▶ _Data for processing_
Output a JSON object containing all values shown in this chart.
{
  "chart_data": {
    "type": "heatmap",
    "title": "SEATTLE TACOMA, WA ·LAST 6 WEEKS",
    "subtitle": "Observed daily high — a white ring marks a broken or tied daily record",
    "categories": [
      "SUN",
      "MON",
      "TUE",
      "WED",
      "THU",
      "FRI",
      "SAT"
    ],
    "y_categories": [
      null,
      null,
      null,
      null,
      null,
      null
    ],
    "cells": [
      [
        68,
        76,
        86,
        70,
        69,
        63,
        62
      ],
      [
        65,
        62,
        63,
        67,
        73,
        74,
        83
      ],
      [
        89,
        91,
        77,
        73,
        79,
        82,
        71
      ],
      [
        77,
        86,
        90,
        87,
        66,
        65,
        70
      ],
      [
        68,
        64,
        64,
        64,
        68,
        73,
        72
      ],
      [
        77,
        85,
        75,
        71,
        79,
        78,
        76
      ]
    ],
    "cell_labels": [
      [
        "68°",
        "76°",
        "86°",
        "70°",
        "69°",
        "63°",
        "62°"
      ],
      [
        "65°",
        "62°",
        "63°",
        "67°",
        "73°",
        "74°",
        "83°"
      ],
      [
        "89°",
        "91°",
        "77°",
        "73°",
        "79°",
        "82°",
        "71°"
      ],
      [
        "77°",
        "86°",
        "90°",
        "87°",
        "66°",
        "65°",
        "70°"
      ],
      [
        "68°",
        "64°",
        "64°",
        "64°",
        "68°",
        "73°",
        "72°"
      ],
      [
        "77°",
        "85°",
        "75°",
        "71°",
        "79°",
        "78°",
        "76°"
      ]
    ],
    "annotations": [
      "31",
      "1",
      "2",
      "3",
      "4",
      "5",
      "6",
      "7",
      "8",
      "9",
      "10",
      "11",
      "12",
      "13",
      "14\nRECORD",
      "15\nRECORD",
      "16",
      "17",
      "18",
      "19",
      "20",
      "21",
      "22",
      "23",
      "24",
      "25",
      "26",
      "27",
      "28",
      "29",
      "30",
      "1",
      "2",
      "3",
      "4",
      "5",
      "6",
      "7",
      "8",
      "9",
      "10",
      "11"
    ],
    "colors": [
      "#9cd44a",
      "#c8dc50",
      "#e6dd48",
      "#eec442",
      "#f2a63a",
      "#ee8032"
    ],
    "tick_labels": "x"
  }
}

▶ _The task_
Output all preceding records character for character.

▶ _Task response_
Output a JSON object containing all values shown in this chart.
{
  "chart_data": {
    "type": "heatmap",
    "title": "SEATTLE TACOMA, WA ·LAST 6 WEEKS",
    "subtitle": "Observed daily high — a white ring marks a broken or tied daily record",
    "categories": [
      "SUN",
      "MON",
      "TUE",
      "WED",
      "THU",
      "FRI",
      "SAT"
    ],
    "y_categories": [
      null,
      null,
      null,
      null,
      null,
      null
    ],
    "cells": [
      [
        68,
        76,
        86,
        70,
        69,
        63,
        62
      ],
      [
        65,
        62,
        63,
        67,
        73,
        74,
        83
      ],
      [
        89,
        91,
        77,
        73,
        79,
        82,
        71
      ],
      [
        77,
        86,
        90,
        87,
        66,
        65,
        70
      ],
      [
        68,
        64,
        64,
        64,
        68,
        73,
        72
      ],
      [
        77,
        85,
        75,
        71,
        79,
        78,
        76
      ]
    ],
    "cell_labels": [
      [
        "68°",
        "76°",
        "86°",
        "70°",
        "69°",
        "63°",
        "62°"
      ],
      [
        "65°",
        "62°",
        "63°",
        "67°",
        "73°",
        "74°",
        "83°"
      ],
      [
        "89°",
        "91°",
        "77°",
        "73°",
        "79°",
        "82°",
        "71°"
      ],
      [
        "77°",
        "86°",
        "90°",
        "87°",
        "66°",
        "65°",
        "70°"
      ],
      [
        "68°",
        "64°",
        "64°",
        "64°",
        "68°",
        "73°",
        "72°"
      ],
      [
        "77°",
        "85°",
        "75°",
        "71°",
        "79°",
        "78°",
        "76°"
      ]
    ],
    "annotations": [
      "31",
      "1",
      "2",
      "3",
      "4",
      "5",
      "6",
      "7",
      "8",
      "9",
      "10",
      "11",
      "12",
      "13",
      "14\nRECORD",
      "15\nRECORD",
      "16",
      "17",
      "18",
      "19",
      "20",
      "21",
      "22",
      "23",
      "24",
      "25",
      "26",
      "27",
      "28",
      "29",
      "30",
      "1",
      "2",
      "3",
      "4",
      "5",
      "6",
      "7",
      "8",
      "9",
      "10",
      "11"
    ],
    "colors": [
      "#9cd44a",
      "#c8dc50",
      "#e6dd48",
      "#eec442",
      "#f2a63a",
      "#ee8032"
    ],
    "tick_labels": "x"
  }
}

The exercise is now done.